— SUPPLIED PASSAGE —
By: Rachel Zupek
It’s happened to everyone before. The constant flow of words that just keep coming, long after you’ve made your point (if there ever was one) and even longer after people stopped caring. The kind of gibberish that just won’t stop unless someone else starts talking. The type of chatter that inevitably ends with you wishing you’d put a sock in it.
Yes, verbal diarrhea is never a good thing – but it can be worse in some places more than others.
Like the Workplace.
There are certain things co-workers need not know about each other – your baby-making plans and stomach issues, for example – but some folks just can’t seem to keep their mouths shut.
Some people talk to hear the sound of their own voice; others share because they don’t really have a life and, by revealing details you’d rather not know, they create the illusion of one, says Linda Lopeke, a career advancement expert and creator of SmartStart Virtual Mentoring Programs. “Then there is the person who believes gossip, even about them, creates instant emotional intimacy. It doesn’t.”
Walk the Line
Because people spend more time at the office with co-workers than anywhere (or anyone) else, some workers have trouble drawing the line between business and friendship, says Susan Solovic, co-founder and CEO of SBTV.com, and author of three books, including “Reinvent Your Career: Attain the Success You Desire and Deserve.”
“It’s a social environment as well as a work environment. However, you must remember while you can be friendly and develop a good rapport, business is business and friendship is friendship.”
Most workers don’t realize that what they say has as much impact on their professional images as what they wear, Lopeke says. People who say too much, about themselves or others, can be seen as incompetent, unproductive and unworthy of professional development.
To avoid your next case of verbal diarrhea, here are 13 things to never share or discuss with your co-workers.
What you earn is between you and Human Resources, Solovic says. Disclosure indicates you aren’t capable of keeping a confidence.
“Nobody really cares about your aches and pains, your latest operation, your infertility woes or the contents of your medicine cabinet,” Lopeke says. To your employer, your constant medical issues make you seem like an expensive, high-risk employee.
Whomever you’re gossiping with will undoubtedly tell others what you said, Solovic says. Plus, if a co-worker is gossiping with you, most likely he or she will gossip about you.
Constant complaints about your workload, stress levels or the company will quickly make you the kind of person who never gets invited to lunch, Solovic warns. If you don’t agree with company policies and procedures, address it through official channels or move on.
Cost of Purchases
The spirit of keeping up with the Joneses is alive and well in the workplace, Lopeke says, but you don’t want others speculating on the lifestyle you’re living, or if you’re living beyond your salary bracket.

— TASKS TO CARRY OUT —
• a. In the workplace oversharing article, which company did Susan Solovic co-found?
• b. Why, according to the article on oversharing at work, is it a mistake to gossip with a co-worker? Answer in one to three sentences.
• c. Resume the article on what not to share with co-workers, picking up after its last sentence.

— DATA FOR REVIEW —

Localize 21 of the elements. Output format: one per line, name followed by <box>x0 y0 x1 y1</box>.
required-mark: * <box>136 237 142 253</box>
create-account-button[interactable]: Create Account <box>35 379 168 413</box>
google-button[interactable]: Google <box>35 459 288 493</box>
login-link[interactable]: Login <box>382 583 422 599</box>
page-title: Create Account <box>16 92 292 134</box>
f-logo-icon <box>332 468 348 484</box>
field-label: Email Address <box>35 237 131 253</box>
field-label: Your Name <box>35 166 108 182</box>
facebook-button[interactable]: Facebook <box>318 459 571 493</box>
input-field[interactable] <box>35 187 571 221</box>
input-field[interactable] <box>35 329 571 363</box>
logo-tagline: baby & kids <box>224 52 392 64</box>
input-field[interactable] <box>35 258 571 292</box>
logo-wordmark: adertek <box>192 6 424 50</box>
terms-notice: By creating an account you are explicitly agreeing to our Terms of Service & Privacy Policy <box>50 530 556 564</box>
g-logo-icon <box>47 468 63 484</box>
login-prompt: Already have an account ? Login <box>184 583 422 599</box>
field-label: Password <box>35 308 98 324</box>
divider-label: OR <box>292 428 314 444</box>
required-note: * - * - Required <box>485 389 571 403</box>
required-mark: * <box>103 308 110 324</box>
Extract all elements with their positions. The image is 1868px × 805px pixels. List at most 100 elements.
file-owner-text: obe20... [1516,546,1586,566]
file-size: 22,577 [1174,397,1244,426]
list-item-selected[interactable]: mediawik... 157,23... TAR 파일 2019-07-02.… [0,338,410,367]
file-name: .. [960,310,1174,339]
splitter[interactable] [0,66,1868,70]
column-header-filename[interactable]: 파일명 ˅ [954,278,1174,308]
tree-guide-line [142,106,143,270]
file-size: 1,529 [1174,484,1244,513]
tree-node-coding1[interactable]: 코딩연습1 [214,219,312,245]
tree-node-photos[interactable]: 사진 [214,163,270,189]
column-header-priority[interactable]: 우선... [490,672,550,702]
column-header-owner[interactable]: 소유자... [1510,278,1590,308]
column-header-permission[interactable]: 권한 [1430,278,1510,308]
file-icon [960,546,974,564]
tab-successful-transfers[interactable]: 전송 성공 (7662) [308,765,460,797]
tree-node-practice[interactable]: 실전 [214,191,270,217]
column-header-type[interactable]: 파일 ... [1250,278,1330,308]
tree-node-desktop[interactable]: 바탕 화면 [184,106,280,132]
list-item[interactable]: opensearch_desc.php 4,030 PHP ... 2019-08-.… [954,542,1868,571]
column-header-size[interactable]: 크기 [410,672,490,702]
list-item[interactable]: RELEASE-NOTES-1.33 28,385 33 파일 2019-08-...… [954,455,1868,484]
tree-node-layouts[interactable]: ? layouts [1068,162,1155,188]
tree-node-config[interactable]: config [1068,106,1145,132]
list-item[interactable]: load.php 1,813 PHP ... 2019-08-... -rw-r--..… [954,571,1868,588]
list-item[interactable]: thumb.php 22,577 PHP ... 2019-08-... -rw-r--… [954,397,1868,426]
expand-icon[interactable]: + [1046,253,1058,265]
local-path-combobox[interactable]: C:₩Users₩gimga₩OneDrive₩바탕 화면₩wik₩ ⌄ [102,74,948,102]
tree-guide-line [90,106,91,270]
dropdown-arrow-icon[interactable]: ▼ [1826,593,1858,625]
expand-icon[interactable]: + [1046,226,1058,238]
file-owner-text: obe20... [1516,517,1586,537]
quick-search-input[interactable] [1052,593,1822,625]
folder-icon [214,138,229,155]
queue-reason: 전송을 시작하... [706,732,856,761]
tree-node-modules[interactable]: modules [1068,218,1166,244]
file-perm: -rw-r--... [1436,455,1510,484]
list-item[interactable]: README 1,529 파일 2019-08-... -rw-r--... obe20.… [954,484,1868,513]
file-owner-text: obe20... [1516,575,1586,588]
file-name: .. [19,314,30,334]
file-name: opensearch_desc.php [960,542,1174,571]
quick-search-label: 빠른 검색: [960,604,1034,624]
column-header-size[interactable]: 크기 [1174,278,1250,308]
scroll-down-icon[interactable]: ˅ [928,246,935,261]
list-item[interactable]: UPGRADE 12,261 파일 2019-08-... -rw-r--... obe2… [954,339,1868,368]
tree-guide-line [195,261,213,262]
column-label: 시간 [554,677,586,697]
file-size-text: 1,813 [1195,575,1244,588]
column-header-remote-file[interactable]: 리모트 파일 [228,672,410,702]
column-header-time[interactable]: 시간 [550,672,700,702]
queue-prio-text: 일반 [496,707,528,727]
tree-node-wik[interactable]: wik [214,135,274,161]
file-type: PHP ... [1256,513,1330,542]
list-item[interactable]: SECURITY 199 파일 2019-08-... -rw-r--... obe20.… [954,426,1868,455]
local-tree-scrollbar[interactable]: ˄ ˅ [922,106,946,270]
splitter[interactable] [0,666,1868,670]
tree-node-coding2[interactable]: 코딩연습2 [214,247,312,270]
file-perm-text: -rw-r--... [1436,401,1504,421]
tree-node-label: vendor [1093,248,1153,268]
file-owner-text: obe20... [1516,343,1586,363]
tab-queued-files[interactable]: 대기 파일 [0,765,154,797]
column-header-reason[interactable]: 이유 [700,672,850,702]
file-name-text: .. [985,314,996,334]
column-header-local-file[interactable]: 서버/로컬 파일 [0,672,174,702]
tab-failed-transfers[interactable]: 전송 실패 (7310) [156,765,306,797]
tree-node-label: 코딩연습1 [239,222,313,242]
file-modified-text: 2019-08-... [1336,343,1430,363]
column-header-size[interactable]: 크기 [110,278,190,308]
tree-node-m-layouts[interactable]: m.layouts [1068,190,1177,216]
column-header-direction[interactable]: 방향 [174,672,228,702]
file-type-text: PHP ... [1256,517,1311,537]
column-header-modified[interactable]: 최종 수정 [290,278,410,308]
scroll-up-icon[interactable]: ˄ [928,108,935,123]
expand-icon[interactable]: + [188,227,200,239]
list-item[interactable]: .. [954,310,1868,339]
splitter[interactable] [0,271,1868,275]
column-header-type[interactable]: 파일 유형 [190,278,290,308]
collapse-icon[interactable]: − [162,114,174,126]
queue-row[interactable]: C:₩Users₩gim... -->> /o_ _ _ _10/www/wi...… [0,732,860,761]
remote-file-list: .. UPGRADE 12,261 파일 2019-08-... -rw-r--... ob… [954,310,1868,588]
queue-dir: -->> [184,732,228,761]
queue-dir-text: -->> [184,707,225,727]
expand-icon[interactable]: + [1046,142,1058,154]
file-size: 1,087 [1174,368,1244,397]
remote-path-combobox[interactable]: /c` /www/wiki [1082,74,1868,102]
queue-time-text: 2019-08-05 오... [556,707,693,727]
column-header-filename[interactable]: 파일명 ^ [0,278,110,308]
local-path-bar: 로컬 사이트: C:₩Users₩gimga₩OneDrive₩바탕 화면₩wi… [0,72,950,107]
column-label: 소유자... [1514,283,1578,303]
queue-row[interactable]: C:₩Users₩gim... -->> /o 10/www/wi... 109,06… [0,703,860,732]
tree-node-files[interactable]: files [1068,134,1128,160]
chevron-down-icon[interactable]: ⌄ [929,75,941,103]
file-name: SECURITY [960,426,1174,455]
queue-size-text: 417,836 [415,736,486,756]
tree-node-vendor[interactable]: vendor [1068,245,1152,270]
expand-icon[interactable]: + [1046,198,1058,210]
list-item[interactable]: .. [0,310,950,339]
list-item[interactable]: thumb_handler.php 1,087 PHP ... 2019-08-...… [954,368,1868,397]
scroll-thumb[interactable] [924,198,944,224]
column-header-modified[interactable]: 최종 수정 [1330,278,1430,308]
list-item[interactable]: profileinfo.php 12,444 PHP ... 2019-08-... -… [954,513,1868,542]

— YOUR WRITTEN ANSWERS —
• a. SBTV.com

• b. The person you gossip with will almost certainly repeat what you said to others. Also, a co-worker who gossips with you will most likely gossip about you as well.

• c.
Don’t share intimate details about your personal life. Co-workers can and will use the information against you, Solovic says.
Politics or Religion
“People have strong, passionate views on both topics,” Solovic says. You may alienate a co-worker or be viewed negatively in a way that could impact your career.
Breakups, divorces and baby-making plans should be shared only if there is a need to know, Lopeke says. Otherwise, others will speak for your capabilities, desires and limitations on availability, whether there is any truth to their assumptions or not.
Blogs or Social Networking Profile
What you say in a social networking community or in your personal blog may be even more damaging than what you say in person, Solovic warns. “Comments online can be seen by multiple eyes. An outburst of anger when you are having a bad day … can blow up in your face.”
Negative Views of Colleagues
If you don’t agree with a co-worker’s lifestyle, wardrobe or professional abilities; confront that person privately or keep it to yourself, Lopeke says. The workplace is not the venue for controversy.
It’s perfectly fine to have fun during the weekend, but don’t talk about your wild adventures on Monday, Solovic advises. That information can make you look unprofessional and unreliable.
Personal Problems and Relationships – in and out of the office
“Failed marriages and volatile romances spell instability to an employer,” Lopeke says. Office romances lead to gossip and broken hearts, so it’s best to steer clear. “The safest way to play is to follow the rule, ‘Never get your honey where you get your money.’”
Off-Color or Racially Charged Comments
You can assume your co-worker wouldn’t be offended or would think something is funny, but you might be wrong, Solovic says. Never take that risk. Furthermore, even if you know for certain your colleague wouldn’t mind your comment, don’t talk about it at work. Others can easily overhear.